(Figure record listings)
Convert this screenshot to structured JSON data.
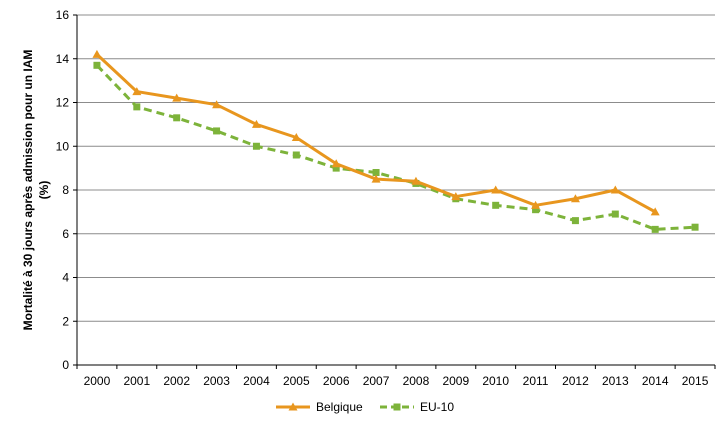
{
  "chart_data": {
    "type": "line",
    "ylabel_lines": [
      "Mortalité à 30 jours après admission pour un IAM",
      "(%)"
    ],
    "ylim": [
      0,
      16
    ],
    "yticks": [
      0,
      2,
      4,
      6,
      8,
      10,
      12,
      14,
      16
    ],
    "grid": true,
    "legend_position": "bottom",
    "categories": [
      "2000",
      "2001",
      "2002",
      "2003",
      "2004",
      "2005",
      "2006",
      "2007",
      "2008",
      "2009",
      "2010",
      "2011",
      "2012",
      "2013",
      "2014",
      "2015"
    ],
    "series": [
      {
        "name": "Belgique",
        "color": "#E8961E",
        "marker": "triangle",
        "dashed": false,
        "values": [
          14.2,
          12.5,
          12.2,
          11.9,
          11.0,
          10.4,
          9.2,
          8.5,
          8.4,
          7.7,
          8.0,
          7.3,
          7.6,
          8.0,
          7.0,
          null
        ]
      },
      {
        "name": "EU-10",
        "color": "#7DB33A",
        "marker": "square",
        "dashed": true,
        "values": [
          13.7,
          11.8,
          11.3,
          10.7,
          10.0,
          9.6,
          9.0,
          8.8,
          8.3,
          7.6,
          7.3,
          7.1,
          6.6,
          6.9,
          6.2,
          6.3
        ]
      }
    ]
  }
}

> [GIVEN EXERCISE]:
Leave out the pictures and reproduce the rest of the listing exactly.

> [THE ANSWER]:
Convert this screenshot to structured JSON data.
{
  "chart_data": {
    "type": "line",
    "ylabel_lines": [
      "Mortalité à 30 jours après admission pour un IAM",
      "(%)"
    ],
    "ylim": [
      0,
      16
    ],
    "yticks": [
      0,
      2,
      4,
      6,
      8,
      10,
      12,
      14,
      16
    ],
    "grid": true,
    "legend_position": "bottom",
    "categories": [
      "2000",
      "2001",
      "2002",
      "2003",
      "2004",
      "2005",
      "2006",
      "2007",
      "2008",
      "2009",
      "2010",
      "2011",
      "2012",
      "2013",
      "2014",
      "2015"
    ],
    "series": [
      {
        "name": "Belgique",
        "color": "#E8961E",
        "marker": "triangle",
        "dashed": false,
        "values": [
          14.2,
          12.5,
          12.2,
          11.9,
          11.0,
          10.4,
          9.2,
          8.5,
          8.4,
          7.7,
          8.0,
          7.3,
          7.6,
          8.0,
          7.0,
          null
        ]
      },
      {
        "name": "EU-10",
        "color": "#7DB33A",
        "marker": "square",
        "dashed": true,
        "values": [
          13.7,
          11.8,
          11.3,
          10.7,
          10.0,
          9.6,
          9.0,
          8.8,
          8.3,
          7.6,
          7.3,
          7.1,
          6.6,
          6.9,
          6.2,
          6.3
        ]
      }
    ]
  }
}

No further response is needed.